§ **Exercise task**
Select the lines that hold the word "jumlah" and copy each one.

____ Records to use

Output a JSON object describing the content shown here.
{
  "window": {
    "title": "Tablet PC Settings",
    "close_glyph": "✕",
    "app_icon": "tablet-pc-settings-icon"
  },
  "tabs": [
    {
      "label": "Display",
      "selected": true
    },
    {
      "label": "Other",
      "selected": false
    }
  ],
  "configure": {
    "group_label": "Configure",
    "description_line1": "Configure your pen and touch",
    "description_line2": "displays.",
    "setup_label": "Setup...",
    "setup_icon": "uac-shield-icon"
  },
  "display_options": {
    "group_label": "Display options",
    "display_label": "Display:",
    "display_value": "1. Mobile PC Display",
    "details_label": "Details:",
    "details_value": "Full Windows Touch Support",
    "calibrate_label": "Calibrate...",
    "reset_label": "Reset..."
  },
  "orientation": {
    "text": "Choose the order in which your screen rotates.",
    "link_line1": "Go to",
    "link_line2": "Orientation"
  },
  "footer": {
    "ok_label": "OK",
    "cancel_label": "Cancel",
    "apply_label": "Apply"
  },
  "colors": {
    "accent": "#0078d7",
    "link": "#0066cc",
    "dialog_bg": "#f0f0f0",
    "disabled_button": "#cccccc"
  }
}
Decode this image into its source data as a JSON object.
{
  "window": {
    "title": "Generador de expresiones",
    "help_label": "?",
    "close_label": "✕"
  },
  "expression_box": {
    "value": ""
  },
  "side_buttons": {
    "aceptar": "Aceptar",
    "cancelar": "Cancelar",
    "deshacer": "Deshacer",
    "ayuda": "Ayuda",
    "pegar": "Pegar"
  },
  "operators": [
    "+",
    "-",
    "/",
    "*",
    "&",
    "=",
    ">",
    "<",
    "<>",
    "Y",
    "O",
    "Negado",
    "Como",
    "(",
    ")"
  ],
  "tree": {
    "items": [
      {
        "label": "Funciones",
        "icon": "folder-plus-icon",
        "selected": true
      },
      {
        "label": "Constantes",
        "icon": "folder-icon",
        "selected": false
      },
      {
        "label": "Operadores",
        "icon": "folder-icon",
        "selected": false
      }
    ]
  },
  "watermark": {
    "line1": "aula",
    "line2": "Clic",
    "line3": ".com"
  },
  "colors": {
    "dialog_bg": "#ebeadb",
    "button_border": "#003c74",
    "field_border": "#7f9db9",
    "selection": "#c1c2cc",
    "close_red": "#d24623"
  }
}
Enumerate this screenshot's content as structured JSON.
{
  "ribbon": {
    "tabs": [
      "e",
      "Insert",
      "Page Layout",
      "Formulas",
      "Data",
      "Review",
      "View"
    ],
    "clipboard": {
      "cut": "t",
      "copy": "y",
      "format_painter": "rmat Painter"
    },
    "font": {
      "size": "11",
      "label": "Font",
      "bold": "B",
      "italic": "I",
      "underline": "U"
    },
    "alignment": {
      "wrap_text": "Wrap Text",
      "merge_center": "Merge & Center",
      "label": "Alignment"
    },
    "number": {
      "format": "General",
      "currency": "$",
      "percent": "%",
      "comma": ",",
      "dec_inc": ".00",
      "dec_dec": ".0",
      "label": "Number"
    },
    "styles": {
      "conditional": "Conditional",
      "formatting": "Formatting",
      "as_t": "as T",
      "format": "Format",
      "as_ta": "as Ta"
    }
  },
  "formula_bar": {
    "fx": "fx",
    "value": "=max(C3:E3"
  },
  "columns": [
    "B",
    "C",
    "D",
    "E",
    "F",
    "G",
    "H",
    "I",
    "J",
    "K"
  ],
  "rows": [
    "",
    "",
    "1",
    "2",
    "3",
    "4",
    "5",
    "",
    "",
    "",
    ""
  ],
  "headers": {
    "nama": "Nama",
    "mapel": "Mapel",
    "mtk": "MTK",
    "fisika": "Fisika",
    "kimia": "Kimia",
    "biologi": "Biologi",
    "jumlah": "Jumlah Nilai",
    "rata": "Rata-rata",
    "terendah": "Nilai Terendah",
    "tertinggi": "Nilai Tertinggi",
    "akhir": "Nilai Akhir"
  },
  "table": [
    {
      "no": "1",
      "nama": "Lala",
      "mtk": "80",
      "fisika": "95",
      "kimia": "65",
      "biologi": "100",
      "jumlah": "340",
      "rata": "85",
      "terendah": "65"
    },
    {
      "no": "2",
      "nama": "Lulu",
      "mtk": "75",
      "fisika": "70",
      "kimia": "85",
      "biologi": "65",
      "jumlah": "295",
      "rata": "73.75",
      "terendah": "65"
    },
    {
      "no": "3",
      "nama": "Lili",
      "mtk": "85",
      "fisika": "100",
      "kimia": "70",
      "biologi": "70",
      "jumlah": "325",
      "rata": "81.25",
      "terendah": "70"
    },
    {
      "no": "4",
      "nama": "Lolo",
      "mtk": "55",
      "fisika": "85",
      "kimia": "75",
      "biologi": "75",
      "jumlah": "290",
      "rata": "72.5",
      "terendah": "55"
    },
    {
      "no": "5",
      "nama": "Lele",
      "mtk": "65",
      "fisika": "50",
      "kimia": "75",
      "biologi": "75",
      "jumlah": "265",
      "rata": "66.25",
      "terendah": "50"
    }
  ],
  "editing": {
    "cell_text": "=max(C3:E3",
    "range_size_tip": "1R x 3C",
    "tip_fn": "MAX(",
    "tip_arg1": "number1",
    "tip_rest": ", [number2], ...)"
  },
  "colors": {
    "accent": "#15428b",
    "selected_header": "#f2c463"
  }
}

________

§ **Finished exercise**
    "jumlah": "Jumlah Nilai",
      "jumlah": "340",
      "jumlah": "295",
      "jumlah": "325",
      "jumlah": "290",
      "jumlah": "265",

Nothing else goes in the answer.